What to produce:
Please arrange every line of the records below as a numbered list, leaving out the blank lines.

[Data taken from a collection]
■ ■ ■ ■ ■

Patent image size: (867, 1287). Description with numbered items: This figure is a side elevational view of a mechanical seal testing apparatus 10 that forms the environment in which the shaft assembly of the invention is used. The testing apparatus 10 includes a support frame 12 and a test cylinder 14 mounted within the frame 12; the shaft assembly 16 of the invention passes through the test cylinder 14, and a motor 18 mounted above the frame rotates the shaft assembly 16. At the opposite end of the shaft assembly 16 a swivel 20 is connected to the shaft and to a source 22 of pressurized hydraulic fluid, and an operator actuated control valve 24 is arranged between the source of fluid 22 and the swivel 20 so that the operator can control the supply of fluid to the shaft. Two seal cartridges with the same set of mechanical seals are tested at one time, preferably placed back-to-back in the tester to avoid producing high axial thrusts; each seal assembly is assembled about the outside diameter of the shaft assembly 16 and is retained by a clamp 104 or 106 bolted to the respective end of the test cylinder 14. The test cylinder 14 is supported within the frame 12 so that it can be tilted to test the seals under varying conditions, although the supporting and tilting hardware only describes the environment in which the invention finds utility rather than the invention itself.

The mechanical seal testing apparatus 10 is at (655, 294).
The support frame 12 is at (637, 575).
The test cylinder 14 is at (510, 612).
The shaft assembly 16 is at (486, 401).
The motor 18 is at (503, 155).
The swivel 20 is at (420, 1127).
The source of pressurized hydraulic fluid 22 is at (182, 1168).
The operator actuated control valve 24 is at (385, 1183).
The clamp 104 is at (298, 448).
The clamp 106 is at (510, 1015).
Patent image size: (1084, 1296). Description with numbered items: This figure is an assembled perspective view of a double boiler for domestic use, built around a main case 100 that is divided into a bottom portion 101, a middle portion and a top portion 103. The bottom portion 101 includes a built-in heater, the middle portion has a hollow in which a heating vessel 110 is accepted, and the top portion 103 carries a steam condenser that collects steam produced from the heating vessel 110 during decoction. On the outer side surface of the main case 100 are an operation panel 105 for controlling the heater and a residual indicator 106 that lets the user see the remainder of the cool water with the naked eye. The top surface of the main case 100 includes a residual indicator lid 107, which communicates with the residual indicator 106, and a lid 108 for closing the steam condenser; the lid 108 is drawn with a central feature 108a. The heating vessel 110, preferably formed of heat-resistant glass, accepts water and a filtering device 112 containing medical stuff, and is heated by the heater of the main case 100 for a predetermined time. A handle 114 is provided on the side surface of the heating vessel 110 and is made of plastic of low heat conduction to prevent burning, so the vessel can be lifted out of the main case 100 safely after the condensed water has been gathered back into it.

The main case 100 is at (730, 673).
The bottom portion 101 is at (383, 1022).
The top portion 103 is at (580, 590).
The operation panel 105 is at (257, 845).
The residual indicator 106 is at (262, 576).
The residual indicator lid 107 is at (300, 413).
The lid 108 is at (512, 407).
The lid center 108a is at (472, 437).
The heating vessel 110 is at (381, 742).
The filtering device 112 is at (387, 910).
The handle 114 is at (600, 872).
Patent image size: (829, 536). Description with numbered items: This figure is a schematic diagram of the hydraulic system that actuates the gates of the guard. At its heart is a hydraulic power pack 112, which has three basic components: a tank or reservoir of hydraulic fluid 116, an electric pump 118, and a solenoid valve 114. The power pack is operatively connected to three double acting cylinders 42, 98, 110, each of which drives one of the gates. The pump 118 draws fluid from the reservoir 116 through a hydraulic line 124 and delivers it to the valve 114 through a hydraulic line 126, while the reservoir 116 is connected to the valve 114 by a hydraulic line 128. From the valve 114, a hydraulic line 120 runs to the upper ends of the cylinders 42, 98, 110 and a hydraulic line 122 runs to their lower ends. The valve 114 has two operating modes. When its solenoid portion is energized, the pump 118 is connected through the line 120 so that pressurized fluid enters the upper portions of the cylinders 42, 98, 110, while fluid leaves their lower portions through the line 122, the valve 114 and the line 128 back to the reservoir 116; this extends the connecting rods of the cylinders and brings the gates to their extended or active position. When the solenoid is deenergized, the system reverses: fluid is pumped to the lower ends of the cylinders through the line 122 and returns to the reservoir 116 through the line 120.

■ ■ ■ ■ ■

Exercise response:
1. Patent image size: (867, 1287). Description with numbered items: This figure is a side elevational view of a mechanical seal testing apparatus 10 that forms the environment in which the shaft assembly of the invention is used. The testing apparatus 10 includes a support frame 12 and a test cylinder 14 mounted within the frame 12; the shaft assembly 16 of the invention passes through the test cylinder 14, and a motor 18 mounted above the frame rotates the shaft assembly 16. At the opposite end of the shaft assembly 16 a swivel 20 is connected to the shaft and to a source 22 of pressurized hydraulic fluid, and an operator actuated control valve 24 is arranged between the source of fluid 22 and the swivel 20 so that the operator can control the supply of fluid to the shaft. Two seal cartridges with the same set of mechanical seals are tested at one time, preferably placed back-to-back in the tester to avoid producing high axial thrusts; each seal assembly is assembled about the outside diameter of the shaft assembly 16 and is retained by a clamp 104 or 106 bolted to the respective end of the test cylinder 14. The test cylinder 14 is supported within the frame 12 so that it can be tilted to test the seals under varying conditions, although the supporting and tilting hardware only describes the environment in which the invention finds utility rather than the invention itself.
2. The mechanical seal testing apparatus 10 is at (655, 294).
3. The support frame 12 is at (637, 575).
4. The test cylinder 14 is at (510, 612).
5. The shaft assembly 16 is at (486, 401).
6. The motor 18 is at (503, 155).
7. The swivel 20 is at (420, 1127).
8. The source of pressurized hydraulic fluid 22 is at (182, 1168).
9. The operator actuated control valve 24 is at (385, 1183).
10. The clamp 104 is at (298, 448).
11. The clamp 106 is at (510, 1015).
12. Patent image size: (1084, 1296). Description with numbered items: This figure is an assembled perspective view of a double boiler for domestic use, built around a main case 100 that is divided into a bottom portion 101, a middle portion and a top portion 103. The bottom portion 101 includes a built-in heater, the middle portion has a hollow in which a heating vessel 110 is accepted, and the top portion 103 carries a steam condenser that collects steam produced from the heating vessel 110 during decoction. On the outer side surface of the main case 100 are an operation panel 105 for controlling the heater and a residual indicator 106 that lets the user see the remainder of the cool water with the naked eye. The top surface of the main case 100 includes a residual indicator lid 107, which communicates with the residual indicator 106, and a lid 108 for closing the steam condenser; the lid 108 is drawn with a central feature 108a. The heating vessel 110, preferably formed of heat-resistant glass, accepts water and a filtering device 112 containing medical stuff, and is heated by the heater of the main case 100 for a predetermined time. A handle 114 is provided on the side surface of the heating vessel 110 and is made of plastic of low heat conduction to prevent burning, so the vessel can be lifted out of the main case 100 safely after the condensed water has been gathered back into it.
13. The main case 100 is at (730, 673).
14. The bottom portion 101 is at (383, 1022).
15. The top portion 103 is at (580, 590).
16. The operation panel 105 is at (257, 845).
17. The residual indicator 106 is at (262, 576).
18. The residual indicator lid 107 is at (300, 413).
19. The lid 108 is at (512, 407).
20. The lid center 108a is at (472, 437).
21. The heating vessel 110 is at (381, 742).
22. The filtering device 112 is at (387, 910).
23. The handle 114 is at (600, 872).
24. Patent image size: (829, 536). Description with numbered items: This figure is a schematic diagram of the hydraulic system that actuates the gates of the guard. At its heart is a hydraulic power pack 112, which has three basic components: a tank or reservoir of hydraulic fluid 116, an electric pump 118, and a solenoid valve 114. The power pack is operatively connected to three double acting cylinders 42, 98, 110, each of which drives one of the gates. The pump 118 draws fluid from the reservoir 116 through a hydraulic line 124 and delivers it to the valve 114 through a hydraulic line 126, while the reservoir 116 is connected to the valve 114 by a hydraulic line 128. From the valve 114, a hydraulic line 120 runs to the upper ends of the cylinders 42, 98, 110 and a hydraulic line 122 runs to their lower ends. The valve 114 has two operating modes. When its solenoid portion is energized, the pump 118 is connected through the line 120 so that pressurized fluid enters the upper portions of the cylinders 42, 98, 110, while fluid leaves their lower portions through the line 122, the valve 114 and the line 128 back to the reservoir 116; this extends the connecting rods of the cylinders and brings the gates to their extended or active position. When the solenoid is deenergized, the system reverses: fluid is pumped to the lower ends of the cylinders through the line 122 and returns to the reservoir 116 through the line 120.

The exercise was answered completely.